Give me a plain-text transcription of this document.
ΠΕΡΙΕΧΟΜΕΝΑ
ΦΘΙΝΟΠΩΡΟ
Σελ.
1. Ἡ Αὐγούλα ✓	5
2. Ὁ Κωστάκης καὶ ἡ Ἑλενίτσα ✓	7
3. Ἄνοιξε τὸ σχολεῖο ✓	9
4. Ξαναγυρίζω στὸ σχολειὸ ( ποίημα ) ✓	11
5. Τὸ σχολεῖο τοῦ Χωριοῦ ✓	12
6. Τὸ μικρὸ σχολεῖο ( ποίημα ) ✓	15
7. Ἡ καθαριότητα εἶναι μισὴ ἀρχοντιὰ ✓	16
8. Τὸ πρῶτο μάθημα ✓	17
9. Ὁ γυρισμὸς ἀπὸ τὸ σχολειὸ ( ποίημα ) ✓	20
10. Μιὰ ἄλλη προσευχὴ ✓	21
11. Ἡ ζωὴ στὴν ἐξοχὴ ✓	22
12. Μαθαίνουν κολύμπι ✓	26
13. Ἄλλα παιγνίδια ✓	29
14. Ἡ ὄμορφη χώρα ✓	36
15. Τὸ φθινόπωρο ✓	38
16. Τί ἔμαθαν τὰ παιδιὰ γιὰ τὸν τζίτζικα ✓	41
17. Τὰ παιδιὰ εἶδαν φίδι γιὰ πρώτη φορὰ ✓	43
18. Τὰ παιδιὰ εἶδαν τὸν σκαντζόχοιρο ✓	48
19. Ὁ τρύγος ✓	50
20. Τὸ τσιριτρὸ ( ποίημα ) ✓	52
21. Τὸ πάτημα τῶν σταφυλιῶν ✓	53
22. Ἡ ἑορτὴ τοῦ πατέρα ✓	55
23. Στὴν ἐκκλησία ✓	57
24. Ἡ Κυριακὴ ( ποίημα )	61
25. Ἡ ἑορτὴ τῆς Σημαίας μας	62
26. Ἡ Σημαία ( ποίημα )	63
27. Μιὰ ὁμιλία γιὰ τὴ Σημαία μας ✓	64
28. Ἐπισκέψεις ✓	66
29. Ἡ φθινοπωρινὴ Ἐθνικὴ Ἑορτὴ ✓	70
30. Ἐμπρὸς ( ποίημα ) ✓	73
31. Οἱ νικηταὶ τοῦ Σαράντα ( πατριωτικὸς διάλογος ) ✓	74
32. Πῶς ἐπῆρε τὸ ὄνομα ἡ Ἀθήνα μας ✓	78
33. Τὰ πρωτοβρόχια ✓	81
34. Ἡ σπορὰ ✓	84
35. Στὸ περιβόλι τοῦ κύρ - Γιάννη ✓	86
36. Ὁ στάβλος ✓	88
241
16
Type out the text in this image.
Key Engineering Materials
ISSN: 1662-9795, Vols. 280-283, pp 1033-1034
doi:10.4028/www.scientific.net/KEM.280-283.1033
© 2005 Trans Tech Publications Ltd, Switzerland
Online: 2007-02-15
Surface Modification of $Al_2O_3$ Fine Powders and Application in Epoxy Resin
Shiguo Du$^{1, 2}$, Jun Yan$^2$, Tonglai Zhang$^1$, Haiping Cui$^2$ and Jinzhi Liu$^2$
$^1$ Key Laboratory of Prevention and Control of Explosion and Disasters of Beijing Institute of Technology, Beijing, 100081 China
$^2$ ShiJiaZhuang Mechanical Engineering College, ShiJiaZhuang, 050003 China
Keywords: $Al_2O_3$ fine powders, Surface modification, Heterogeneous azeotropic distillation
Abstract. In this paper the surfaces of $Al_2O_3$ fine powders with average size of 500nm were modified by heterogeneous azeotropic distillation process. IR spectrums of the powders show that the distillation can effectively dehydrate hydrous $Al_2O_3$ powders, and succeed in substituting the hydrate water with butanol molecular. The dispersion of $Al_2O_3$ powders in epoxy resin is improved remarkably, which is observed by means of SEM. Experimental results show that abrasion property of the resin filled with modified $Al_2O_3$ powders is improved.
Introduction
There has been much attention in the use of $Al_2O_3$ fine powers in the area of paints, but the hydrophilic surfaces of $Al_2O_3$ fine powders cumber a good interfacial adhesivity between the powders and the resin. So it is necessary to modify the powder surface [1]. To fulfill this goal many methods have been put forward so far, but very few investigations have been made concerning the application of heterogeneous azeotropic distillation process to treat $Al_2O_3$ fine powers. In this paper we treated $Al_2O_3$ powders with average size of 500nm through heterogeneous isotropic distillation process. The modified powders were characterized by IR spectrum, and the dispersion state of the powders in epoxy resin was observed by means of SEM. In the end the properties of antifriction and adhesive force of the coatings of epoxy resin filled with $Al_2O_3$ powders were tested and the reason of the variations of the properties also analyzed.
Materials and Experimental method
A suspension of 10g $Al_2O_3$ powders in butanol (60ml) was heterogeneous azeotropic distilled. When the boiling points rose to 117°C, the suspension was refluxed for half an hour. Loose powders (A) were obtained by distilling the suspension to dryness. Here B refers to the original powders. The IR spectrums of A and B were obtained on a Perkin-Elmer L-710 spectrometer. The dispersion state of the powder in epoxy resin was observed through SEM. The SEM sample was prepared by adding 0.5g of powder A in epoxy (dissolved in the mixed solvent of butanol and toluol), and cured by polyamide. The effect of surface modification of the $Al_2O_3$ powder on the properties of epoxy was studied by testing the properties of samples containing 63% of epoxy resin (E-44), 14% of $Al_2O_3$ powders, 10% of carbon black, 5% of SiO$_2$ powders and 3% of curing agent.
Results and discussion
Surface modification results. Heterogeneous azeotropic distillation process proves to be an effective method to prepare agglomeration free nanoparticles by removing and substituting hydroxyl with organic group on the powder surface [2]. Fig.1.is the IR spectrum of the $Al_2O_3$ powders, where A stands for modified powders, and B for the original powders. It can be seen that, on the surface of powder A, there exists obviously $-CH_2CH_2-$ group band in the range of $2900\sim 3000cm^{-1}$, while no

++++

### TO BE DONE
Print the whole listing exactly as it is.

### REPLY TO THE TASK
Give me a plain-text transcription of this document.
ΠΕΡΙΕΧΟΜΕΝΑ
ΦΘΙΝΟΠΩΡΟ
Σελ.
1. Ἡ Αὐγούλα ✓	5
2. Ὁ Κωστάκης καὶ ἡ Ἑλενίτσα ✓	7
3. Ἄνοιξε τὸ σχολεῖο ✓	9
4. Ξαναγυρίζω στὸ σχολειὸ ( ποίημα ) ✓	11
5. Τὸ σχολεῖο τοῦ Χωριοῦ ✓	12
6. Τὸ μικρὸ σχολεῖο ( ποίημα ) ✓	15
7. Ἡ καθαριότητα εἶναι μισὴ ἀρχοντιὰ ✓	16
8. Τὸ πρῶτο μάθημα ✓	17
9. Ὁ γυρισμὸς ἀπὸ τὸ σχολειὸ ( ποίημα ) ✓	20
10. Μιὰ ἄλλη προσευχὴ ✓	21
11. Ἡ ζωὴ στὴν ἐξοχὴ ✓	22
12. Μαθαίνουν κολύμπι ✓	26
13. Ἄλλα παιγνίδια ✓	29
14. Ἡ ὄμορφη χώρα ✓	36
15. Τὸ φθινόπωρο ✓	38
16. Τί ἔμαθαν τὰ παιδιὰ γιὰ τὸν τζίτζικα ✓	41
17. Τὰ παιδιὰ εἶδαν φίδι γιὰ πρώτη φορὰ ✓	43
18. Τὰ παιδιὰ εἶδαν τὸν σκαντζόχοιρο ✓	48
19. Ὁ τρύγος ✓	50
20. Τὸ τσιριτρὸ ( ποίημα ) ✓	52
21. Τὸ πάτημα τῶν σταφυλιῶν ✓	53
22. Ἡ ἑορτὴ τοῦ πατέρα ✓	55
23. Στὴν ἐκκλησία ✓	57
24. Ἡ Κυριακὴ ( ποίημα )	61
25. Ἡ ἑορτὴ τῆς Σημαίας μας	62
26. Ἡ Σημαία ( ποίημα )	63
27. Μιὰ ὁμιλία γιὰ τὴ Σημαία μας ✓	64
28. Ἐπισκέψεις ✓	66
29. Ἡ φθινοπωρινὴ Ἐθνικὴ Ἑορτὴ ✓	70
30. Ἐμπρὸς ( ποίημα ) ✓	73
31. Οἱ νικηταὶ τοῦ Σαράντα ( πατριωτικὸς διάλογος ) ✓	74
32. Πῶς ἐπῆρε τὸ ὄνομα ἡ Ἀθήνα μας ✓	78
33. Τὰ πρωτοβρόχια ✓	81
34. Ἡ σπορὰ ✓	84
35. Στὸ περιβόλι τοῦ κύρ - Γιάννη ✓	86
36. Ὁ στάβλος ✓	88
241
16
Type out the text in this image.
Key Engineering Materials
ISSN: 1662-9795, Vols. 280-283, pp 1033-1034
doi:10.4028/www.scientific.net/KEM.280-283.1033
© 2005 Trans Tech Publications Ltd, Switzerland
Online: 2007-02-15
Surface Modification of $Al_2O_3$ Fine Powders and Application in Epoxy Resin
Shiguo Du$^{1, 2}$, Jun Yan$^2$, Tonglai Zhang$^1$, Haiping Cui$^2$ and Jinzhi Liu$^2$
$^1$ Key Laboratory of Prevention and Control of Explosion and Disasters of Beijing Institute of Technology, Beijing, 100081 China
$^2$ ShiJiaZhuang Mechanical Engineering College, ShiJiaZhuang, 050003 China
Keywords: $Al_2O_3$ fine powders, Surface modification, Heterogeneous azeotropic distillation
Abstract. In this paper the surfaces of $Al_2O_3$ fine powders with average size of 500nm were modified by heterogeneous azeotropic distillation process. IR spectrums of the powders show that the distillation can effectively dehydrate hydrous $Al_2O_3$ powders, and succeed in substituting the hydrate water with butanol molecular. The dispersion of $Al_2O_3$ powders in epoxy resin is improved remarkably, which is observed by means of SEM. Experimental results show that abrasion property of the resin filled with modified $Al_2O_3$ powders is improved.
Introduction
There has been much attention in the use of $Al_2O_3$ fine powers in the area of paints, but the hydrophilic surfaces of $Al_2O_3$ fine powders cumber a good interfacial adhesivity between the powders and the resin. So it is necessary to modify the powder surface [1]. To fulfill this goal many methods have been put forward so far, but very few investigations have been made concerning the application of heterogeneous azeotropic distillation process to treat $Al_2O_3$ fine powers. In this paper we treated $Al_2O_3$ powders with average size of 500nm through heterogeneous isotropic distillation process. The modified powders were characterized by IR spectrum, and the dispersion state of the powders in epoxy resin was observed by means of SEM. In the end the properties of antifriction and adhesive force of the coatings of epoxy resin filled with $Al_2O_3$ powders were tested and the reason of the variations of the properties also analyzed.
Materials and Experimental method
A suspension of 10g $Al_2O_3$ powders in butanol (60ml) was heterogeneous azeotropic distilled. When the boiling points rose to 117°C, the suspension was refluxed for half an hour. Loose powders (A) were obtained by distilling the suspension to dryness. Here B refers to the original powders. The IR spectrums of A and B were obtained on a Perkin-Elmer L-710 spectrometer. The dispersion state of the powder in epoxy resin was observed through SEM. The SEM sample was prepared by adding 0.5g of powder A in epoxy (dissolved in the mixed solvent of butanol and toluol), and cured by polyamide. The effect of surface modification of the $Al_2O_3$ powder on the properties of epoxy was studied by testing the properties of samples containing 63% of epoxy resin (E-44), 14% of $Al_2O_3$ powders, 10% of carbon black, 5% of SiO$_2$ powders and 3% of curing agent.
Results and discussion
Surface modification results. Heterogeneous azeotropic distillation process proves to be an effective method to prepare agglomeration free nanoparticles by removing and substituting hydroxyl with organic group on the powder surface [2]. Fig.1.is the IR spectrum of the $Al_2O_3$ powders, where A stands for modified powders, and B for the original powders. It can be seen that, on the surface of powder A, there exists obviously $-CH_2CH_2-$ group band in the range of $2900\sim 3000cm^{-1}$, while no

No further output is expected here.